WHAT THIS TASK INVOLVES
Nothing in the records may be left out or altered; reproduce them all exactly.

[Collected data entries]
<<<<

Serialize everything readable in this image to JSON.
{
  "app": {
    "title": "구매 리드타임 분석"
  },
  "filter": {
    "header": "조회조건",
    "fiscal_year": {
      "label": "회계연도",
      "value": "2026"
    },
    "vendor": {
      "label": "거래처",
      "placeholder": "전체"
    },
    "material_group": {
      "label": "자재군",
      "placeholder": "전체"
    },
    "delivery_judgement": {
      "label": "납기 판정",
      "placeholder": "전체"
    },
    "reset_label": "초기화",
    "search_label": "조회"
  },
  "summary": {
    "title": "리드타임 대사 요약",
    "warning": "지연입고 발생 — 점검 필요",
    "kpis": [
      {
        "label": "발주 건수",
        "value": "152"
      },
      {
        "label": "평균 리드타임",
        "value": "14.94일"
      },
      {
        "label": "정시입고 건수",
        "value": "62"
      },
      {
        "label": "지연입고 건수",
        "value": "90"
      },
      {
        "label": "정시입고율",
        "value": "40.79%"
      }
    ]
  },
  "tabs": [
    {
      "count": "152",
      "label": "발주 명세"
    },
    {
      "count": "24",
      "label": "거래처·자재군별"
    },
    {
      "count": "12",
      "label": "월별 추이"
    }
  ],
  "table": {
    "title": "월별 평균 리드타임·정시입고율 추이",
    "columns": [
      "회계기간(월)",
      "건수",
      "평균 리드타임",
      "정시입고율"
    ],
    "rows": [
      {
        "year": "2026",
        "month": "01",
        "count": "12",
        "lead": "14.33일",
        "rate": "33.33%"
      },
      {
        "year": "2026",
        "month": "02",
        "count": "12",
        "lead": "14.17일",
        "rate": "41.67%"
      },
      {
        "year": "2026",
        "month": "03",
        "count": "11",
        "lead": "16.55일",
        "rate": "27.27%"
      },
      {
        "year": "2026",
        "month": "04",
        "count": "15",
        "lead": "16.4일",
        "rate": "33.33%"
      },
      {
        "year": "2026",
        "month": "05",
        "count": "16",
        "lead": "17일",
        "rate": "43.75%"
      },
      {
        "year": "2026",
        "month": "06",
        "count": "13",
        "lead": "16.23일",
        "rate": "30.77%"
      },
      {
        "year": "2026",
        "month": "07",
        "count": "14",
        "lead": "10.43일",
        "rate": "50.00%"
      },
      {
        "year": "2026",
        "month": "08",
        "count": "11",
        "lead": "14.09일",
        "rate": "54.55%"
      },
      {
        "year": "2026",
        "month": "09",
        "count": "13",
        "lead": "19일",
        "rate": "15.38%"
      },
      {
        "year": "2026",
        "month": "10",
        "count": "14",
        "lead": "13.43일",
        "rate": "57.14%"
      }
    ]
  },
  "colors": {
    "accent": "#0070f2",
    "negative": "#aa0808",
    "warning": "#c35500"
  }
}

>>>>

EXERCISE ANSWER
Serialize everything readable in this image to JSON.
{
  "app": {
    "title": "구매 리드타임 분석"
  },
  "filter": {
    "header": "조회조건",
    "fiscal_year": {
      "label": "회계연도",
      "value": "2026"
    },
    "vendor": {
      "label": "거래처",
      "placeholder": "전체"
    },
    "material_group": {
      "label": "자재군",
      "placeholder": "전체"
    },
    "delivery_judgement": {
      "label": "납기 판정",
      "placeholder": "전체"
    },
    "reset_label": "초기화",
    "search_label": "조회"
  },
  "summary": {
    "title": "리드타임 대사 요약",
    "warning": "지연입고 발생 — 점검 필요",
    "kpis": [
      {
        "label": "발주 건수",
        "value": "152"
      },
      {
        "label": "평균 리드타임",
        "value": "14.94일"
      },
      {
        "label": "정시입고 건수",
        "value": "62"
      },
      {
        "label": "지연입고 건수",
        "value": "90"
      },
      {
        "label": "정시입고율",
        "value": "40.79%"
      }
    ]
  },
  "tabs": [
    {
      "count": "152",
      "label": "발주 명세"
    },
    {
      "count": "24",
      "label": "거래처·자재군별"
    },
    {
      "count": "12",
      "label": "월별 추이"
    }
  ],
  "table": {
    "title": "월별 평균 리드타임·정시입고율 추이",
    "columns": [
      "회계기간(월)",
      "건수",
      "평균 리드타임",
      "정시입고율"
    ],
    "rows": [
      {
        "year": "2026",
        "month": "01",
        "count": "12",
        "lead": "14.33일",
        "rate": "33.33%"
      },
      {
        "year": "2026",
        "month": "02",
        "count": "12",
        "lead": "14.17일",
        "rate": "41.67%"
      },
      {
        "year": "2026",
        "month": "03",
        "count": "11",
        "lead": "16.55일",
        "rate": "27.27%"
      },
      {
        "year": "2026",
        "month": "04",
        "count": "15",
        "lead": "16.4일",
        "rate": "33.33%"
      },
      {
        "year": "2026",
        "month": "05",
        "count": "16",
        "lead": "17일",
        "rate": "43.75%"
      },
      {
        "year": "2026",
        "month": "06",
        "count": "13",
        "lead": "16.23일",
        "rate": "30.77%"
      },
      {
        "year": "2026",
        "month": "07",
        "count": "14",
        "lead": "10.43일",
        "rate": "50.00%"
      },
      {
        "year": "2026",
        "month": "08",
        "count": "11",
        "lead": "14.09일",
        "rate": "54.55%"
      },
      {
        "year": "2026",
        "month": "09",
        "count": "13",
        "lead": "19일",
        "rate": "15.38%"
      },
      {
        "year": "2026",
        "month": "10",
        "count": "14",
        "lead": "13.43일",
        "rate": "57.14%"
      }
    ]
  },
  "colors": {
    "accent": "#0070f2",
    "negative": "#aa0808",
    "warning": "#c35500"
  }
}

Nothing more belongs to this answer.